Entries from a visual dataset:
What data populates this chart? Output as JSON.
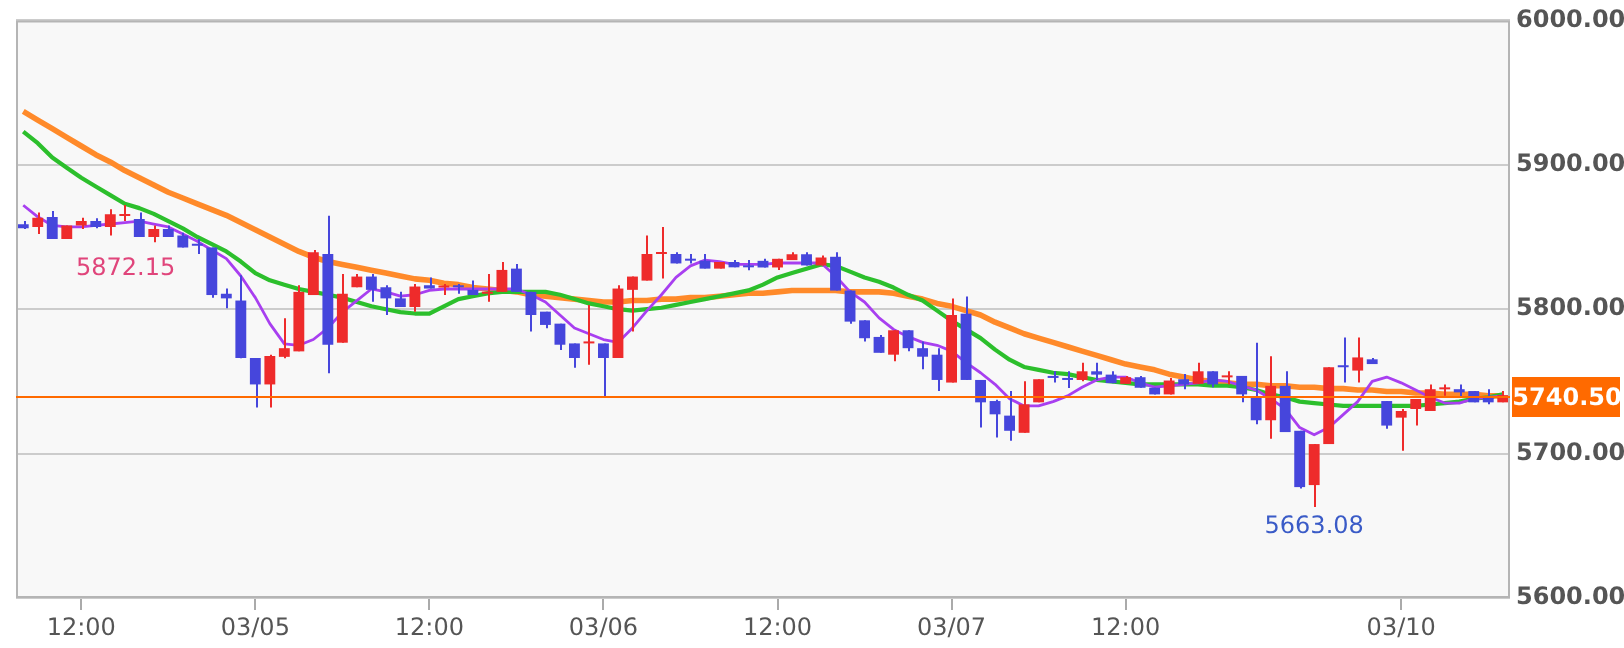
{
  "chart_data": {
    "type": "candlestick",
    "categories": [
      null,
      null,
      null,
      null,
      "12:00",
      null,
      null,
      null,
      null,
      null,
      null,
      null,
      null,
      null,
      null,
      null,
      "03/05",
      null,
      null,
      null,
      null,
      null,
      null,
      null,
      null,
      null,
      null,
      null,
      "12:00",
      null,
      null,
      null,
      null,
      null,
      null,
      null,
      null,
      null,
      null,
      null,
      "03/06",
      null,
      null,
      null,
      null,
      null,
      null,
      null,
      null,
      null,
      null,
      null,
      "12:00",
      null,
      null,
      null,
      null,
      null,
      null,
      null,
      null,
      null,
      null,
      null,
      "03/07",
      null,
      null,
      null,
      null,
      null,
      null,
      null,
      null,
      null,
      null,
      null,
      "12:00",
      null,
      null,
      null,
      null,
      null,
      null,
      null,
      null,
      null,
      null,
      null,
      null,
      null,
      null,
      null,
      null,
      null,
      null,
      "03/10",
      null,
      null,
      null,
      null,
      null,
      null,
      null
    ],
    "ohlc": [
      [
        5858.8,
        5861,
        5855.6,
        5856
      ],
      [
        5857,
        5867,
        5852,
        5863.4
      ],
      [
        5863.8,
        5868,
        5848.7,
        5848.7
      ],
      [
        5848.7,
        5858,
        5848.7,
        5857.9
      ],
      [
        5857.9,
        5863.4,
        5855.6,
        5861
      ],
      [
        5861,
        5863,
        5856,
        5857
      ],
      [
        5857,
        5869.3,
        5851,
        5865.7
      ],
      [
        5864.5,
        5872.15,
        5861,
        5865
      ],
      [
        5862.5,
        5867,
        5850,
        5850
      ],
      [
        5850,
        5858,
        5846.4,
        5855.6
      ],
      [
        5855.6,
        5858,
        5850,
        5850
      ],
      [
        5851,
        5853,
        5842.7,
        5842.7
      ],
      [
        5844.2,
        5848.7,
        5838.2,
        5844
      ],
      [
        5842.7,
        5842.7,
        5808,
        5809.8
      ],
      [
        5810.7,
        5814.4,
        5800.6,
        5807.5
      ],
      [
        5806,
        5823.5,
        5766,
        5766.2
      ],
      [
        5766.2,
        5766.2,
        5731.9,
        5747.9
      ],
      [
        5747.9,
        5768.5,
        5731.9,
        5767.6
      ],
      [
        5767,
        5793.7,
        5766,
        5773
      ],
      [
        5770.8,
        5816.6,
        5770.8,
        5812
      ],
      [
        5809.8,
        5841,
        5809.8,
        5839.5
      ],
      [
        5838.2,
        5864.7,
        5755.7,
        5775.4
      ],
      [
        5776.8,
        5824.4,
        5776.8,
        5810.7
      ],
      [
        5815.2,
        5824.4,
        5815.2,
        5822.6
      ],
      [
        5822.6,
        5824.4,
        5805.2,
        5813.4
      ],
      [
        5815.2,
        5816.6,
        5796,
        5807.5
      ],
      [
        5807.5,
        5812,
        5801.5,
        5801.5
      ],
      [
        5801.5,
        5817.5,
        5798.3,
        5815.7
      ],
      [
        5816.6,
        5822,
        5814.3,
        5814.3
      ],
      [
        5815,
        5817.5,
        5809.8,
        5815.2
      ],
      [
        5815.5,
        5817.5,
        5810.7,
        5815.2
      ],
      [
        5813.4,
        5819.8,
        5809.8,
        5809.8
      ],
      [
        5810.7,
        5824.4,
        5805.2,
        5812
      ],
      [
        5812,
        5832.7,
        5812,
        5827.2
      ],
      [
        5828.1,
        5831.3,
        5812,
        5812
      ],
      [
        5812,
        5812,
        5784.5,
        5796
      ],
      [
        5798.3,
        5798.3,
        5786.8,
        5789.1
      ],
      [
        5790,
        5790,
        5771.7,
        5775.4
      ],
      [
        5776.3,
        5776.3,
        5759.4,
        5766.2
      ],
      [
        5776.3,
        5802.9,
        5761.6,
        5776.5
      ],
      [
        5776.3,
        5776.3,
        5738.7,
        5766.2
      ],
      [
        5766.2,
        5816.6,
        5766.2,
        5814.3
      ],
      [
        5813.4,
        5822.6,
        5784.5,
        5822.6
      ],
      [
        5819.8,
        5851,
        5819.8,
        5838.2
      ],
      [
        5838.2,
        5857,
        5821.2,
        5838.5
      ],
      [
        5838.2,
        5839.5,
        5831.7,
        5831.7
      ],
      [
        5834,
        5838.2,
        5831.7,
        5833.6
      ],
      [
        5833.6,
        5838.2,
        5828.1,
        5828.1
      ],
      [
        5828.1,
        5832.7,
        5828.1,
        5832.7
      ],
      [
        5832.7,
        5834,
        5829,
        5829
      ],
      [
        5830,
        5834,
        5827,
        5829
      ],
      [
        5833.5,
        5834.9,
        5828.9,
        5828.9
      ],
      [
        5828.9,
        5834.9,
        5827.1,
        5834.9
      ],
      [
        5834,
        5839.5,
        5834,
        5838.1
      ],
      [
        5838.1,
        5839.5,
        5830.3,
        5830.3
      ],
      [
        5830.3,
        5837.2,
        5830.3,
        5835.8
      ],
      [
        5836.3,
        5839.5,
        5812.9,
        5812.9
      ],
      [
        5812.9,
        5812.9,
        5790,
        5791.4
      ],
      [
        5792.3,
        5792.3,
        5777.6,
        5779.9
      ],
      [
        5780.8,
        5782.2,
        5769.8,
        5769.8
      ],
      [
        5768.5,
        5785.4,
        5763.9,
        5785.4
      ],
      [
        5785.4,
        5785.4,
        5770.8,
        5773
      ],
      [
        5773,
        5777.6,
        5758.4,
        5767.1
      ],
      [
        5768.5,
        5773,
        5743.3,
        5751
      ],
      [
        5749.2,
        5807.4,
        5749.2,
        5796
      ],
      [
        5796.9,
        5808.8,
        5751,
        5751
      ],
      [
        5751,
        5751,
        5718,
        5735.5
      ],
      [
        5736.4,
        5737.3,
        5711.2,
        5727.2
      ],
      [
        5726.3,
        5743.3,
        5708.9,
        5715.8
      ],
      [
        5714.4,
        5750.1,
        5714.4,
        5734.1
      ],
      [
        5735.5,
        5751.5,
        5735.5,
        5751.5
      ],
      [
        5752.5,
        5757,
        5749.2,
        5752.4
      ],
      [
        5752.4,
        5757,
        5745.5,
        5751
      ],
      [
        5751,
        5763,
        5750.1,
        5757
      ],
      [
        5757,
        5763,
        5751,
        5754.7
      ],
      [
        5754.7,
        5757,
        5748.8,
        5748.8
      ],
      [
        5748.3,
        5753.8,
        5748.3,
        5752.9
      ],
      [
        5752.9,
        5753.8,
        5745.6,
        5745.6
      ],
      [
        5745.6,
        5745.6,
        5741,
        5741
      ],
      [
        5741,
        5752.4,
        5741,
        5750.6
      ],
      [
        5751.5,
        5755.2,
        5744.6,
        5747.9
      ],
      [
        5748.3,
        5763,
        5748.3,
        5757
      ],
      [
        5757,
        5757,
        5746,
        5747.9
      ],
      [
        5752.8,
        5757,
        5747.9,
        5752.9
      ],
      [
        5753.8,
        5753.8,
        5735.5,
        5741
      ],
      [
        5739.1,
        5776.7,
        5720.4,
        5723.1
      ],
      [
        5723.1,
        5767.5,
        5710.3,
        5746.9
      ],
      [
        5746.9,
        5757,
        5714.9,
        5714.9
      ],
      [
        5715.8,
        5715.8,
        5675.9,
        5676.8
      ],
      [
        5678.2,
        5706.6,
        5663.08,
        5706.6
      ],
      [
        5706.6,
        5759.8,
        5706.6,
        5759.8
      ],
      [
        5760,
        5780.4,
        5749.2,
        5759.8
      ],
      [
        5757.5,
        5780.4,
        5749.2,
        5766.6
      ],
      [
        5765.3,
        5766.2,
        5762,
        5762
      ],
      [
        5736.4,
        5736.4,
        5717.2,
        5719.4
      ],
      [
        5724.9,
        5730.9,
        5702,
        5729.5
      ],
      [
        5730.9,
        5737.8,
        5719.4,
        5737.8
      ],
      [
        5729.5,
        5747.9,
        5729.5,
        5744.6
      ],
      [
        5744.5,
        5747.9,
        5740,
        5744.6
      ],
      [
        5744.6,
        5747.9,
        5738.7,
        5742.4
      ],
      [
        5743.3,
        5743.3,
        5735.5,
        5735.5
      ],
      [
        5738.7,
        5744.6,
        5734.1,
        5735.5
      ],
      [
        5735.5,
        5743.3,
        5735.5,
        5740.5
      ]
    ],
    "colors": [
      "#4646dc",
      "#ee2b2b",
      "#4646dc",
      "#ee2b2b",
      "#ee2b2b",
      "#4646dc",
      "#ee2b2b",
      "#ee2b2b",
      "#4646dc",
      "#ee2b2b",
      "#4646dc",
      "#4646dc",
      "#4646dc",
      "#4646dc",
      "#4646dc",
      "#4646dc",
      "#4646dc",
      "#ee2b2b",
      "#ee2b2b",
      "#ee2b2b",
      "#ee2b2b",
      "#4646dc",
      "#ee2b2b",
      "#ee2b2b",
      "#4646dc",
      "#4646dc",
      "#4646dc",
      "#ee2b2b",
      "#4646dc",
      "#ee2b2b",
      "#4646dc",
      "#4646dc",
      "#ee2b2b",
      "#ee2b2b",
      "#4646dc",
      "#4646dc",
      "#4646dc",
      "#4646dc",
      "#4646dc",
      "#ee2b2b",
      "#4646dc",
      "#ee2b2b",
      "#ee2b2b",
      "#ee2b2b",
      "#ee2b2b",
      "#4646dc",
      "#4646dc",
      "#4646dc",
      "#ee2b2b",
      "#4646dc",
      "#4646dc",
      "#4646dc",
      "#ee2b2b",
      "#ee2b2b",
      "#4646dc",
      "#ee2b2b",
      "#4646dc",
      "#4646dc",
      "#4646dc",
      "#4646dc",
      "#ee2b2b",
      "#4646dc",
      "#4646dc",
      "#4646dc",
      "#ee2b2b",
      "#4646dc",
      "#4646dc",
      "#4646dc",
      "#4646dc",
      "#ee2b2b",
      "#ee2b2b",
      "#4646dc",
      "#4646dc",
      "#ee2b2b",
      "#4646dc",
      "#4646dc",
      "#ee2b2b",
      "#4646dc",
      "#4646dc",
      "#ee2b2b",
      "#4646dc",
      "#ee2b2b",
      "#4646dc",
      "#ee2b2b",
      "#4646dc",
      "#4646dc",
      "#ee2b2b",
      "#4646dc",
      "#4646dc",
      "#ee2b2b",
      "#ee2b2b",
      "#4646dc",
      "#ee2b2b",
      "#4646dc",
      "#4646dc",
      "#ee2b2b",
      "#ee2b2b",
      "#ee2b2b",
      "#ee2b2b",
      "#4646dc",
      "#4646dc",
      "#4646dc",
      "#ee2b2b"
    ],
    "series": [
      {
        "type": "line",
        "color": "#a83ff0",
        "values": [
          5872,
          5864,
          5858,
          5857,
          5857,
          5858,
          5859,
          5860,
          5861,
          5859,
          5857,
          5852,
          5847,
          5841,
          5835,
          5823,
          5808,
          5790,
          5776,
          5775,
          5779,
          5787,
          5798,
          5806,
          5814,
          5812,
          5809,
          5810,
          5813,
          5814,
          5814,
          5814,
          5814,
          5814,
          5814,
          5810,
          5805,
          5796,
          5787,
          5783,
          5779,
          5777,
          5787,
          5799,
          5810,
          5822,
          5830,
          5834,
          5833,
          5831,
          5831,
          5831,
          5832,
          5832,
          5832,
          5832,
          5823,
          5812,
          5805,
          5794,
          5786,
          5781,
          5777,
          5775,
          5771,
          5763,
          5756,
          5748,
          5738,
          5733,
          5733,
          5736,
          5740,
          5746,
          5751,
          5753,
          5753,
          5749,
          5746,
          5747,
          5748,
          5749,
          5751,
          5750,
          5747,
          5744,
          5738,
          5731,
          5718,
          5713,
          5718,
          5727,
          5736,
          5750,
          5753,
          5749,
          5744,
          5739,
          5735,
          5735,
          5738,
          5739,
          5740
        ]
      },
      {
        "type": "line",
        "color": "#2cbf2c",
        "values": [
          5923,
          5915,
          5905,
          5898,
          5891,
          5885,
          5879,
          5873,
          5870,
          5866,
          5861,
          5856,
          5850,
          5845,
          5840,
          5833,
          5825,
          5820,
          5817,
          5814,
          5812,
          5810,
          5808,
          5805,
          5802,
          5800,
          5798,
          5797,
          5797,
          5802,
          5807,
          5809,
          5811,
          5812,
          5812,
          5812,
          5812,
          5810,
          5807,
          5804,
          5802,
          5800,
          5799,
          5800,
          5801,
          5803,
          5805,
          5807,
          5809,
          5811,
          5813,
          5817,
          5822,
          5825,
          5828,
          5831,
          5830,
          5826,
          5822,
          5819,
          5815,
          5810,
          5806,
          5799,
          5792,
          5786,
          5780,
          5772,
          5765,
          5760,
          5758,
          5756,
          5755,
          5753,
          5751,
          5750,
          5749,
          5748,
          5748,
          5748,
          5748,
          5748,
          5747,
          5747,
          5746,
          5744,
          5741,
          5739,
          5736,
          5735,
          5734,
          5733,
          5733,
          5733,
          5733,
          5733,
          5733,
          5734,
          5735,
          5736,
          5738,
          5739,
          5741
        ]
      },
      {
        "type": "line",
        "color": "#ff8a2a",
        "values": [
          5937,
          5931,
          5925,
          5919,
          5913,
          5907,
          5902,
          5896,
          5891,
          5886,
          5881,
          5877,
          5873,
          5869,
          5865,
          5860,
          5855,
          5850,
          5845,
          5840,
          5836,
          5833,
          5831,
          5829,
          5827,
          5825,
          5823,
          5821,
          5820,
          5818,
          5817,
          5815,
          5814,
          5813,
          5812,
          5810,
          5809,
          5808,
          5807,
          5806,
          5805,
          5805,
          5806,
          5806,
          5807,
          5807,
          5808,
          5808,
          5809,
          5810,
          5811,
          5811,
          5812,
          5813,
          5813,
          5813,
          5813,
          5812,
          5812,
          5812,
          5811,
          5809,
          5807,
          5804,
          5802,
          5799,
          5796,
          5791,
          5787,
          5783,
          5780,
          5777,
          5774,
          5771,
          5768,
          5765,
          5762,
          5760,
          5758,
          5755,
          5753,
          5751,
          5750,
          5749,
          5748,
          5748,
          5747,
          5747,
          5746,
          5746,
          5745,
          5745,
          5744,
          5744,
          5743,
          5743,
          5742,
          5742,
          5741,
          5741,
          5741,
          5740,
          5740
        ]
      }
    ],
    "ylim": [
      5600,
      6000
    ],
    "yticks": [
      {
        "value": 5600,
        "label": "5600.00"
      },
      {
        "value": 5700,
        "label": "5700.00"
      },
      {
        "value": 5800,
        "label": "5800.00"
      },
      {
        "value": 5900,
        "label": "5900.00"
      },
      {
        "value": 6000,
        "label": "6000.00"
      }
    ],
    "ref_lines": [
      {
        "axis": "y",
        "value": 5740.5,
        "label": "5740.50",
        "color": "#ff6a00"
      }
    ],
    "annotations": [
      "5872.15",
      {
        "text": "5663.08",
        "y": 5663.08
      }
    ],
    "grid": "y"
  }
}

→ **Problem to work on**: Extract all lines of the records above that include "label".

→ **Task answer**:
        "label": "5600.00"
        "label": "5700.00"
        "label": "5800.00"
        "label": "5900.00"
        "label": "6000.00"
        "label": "5740.50",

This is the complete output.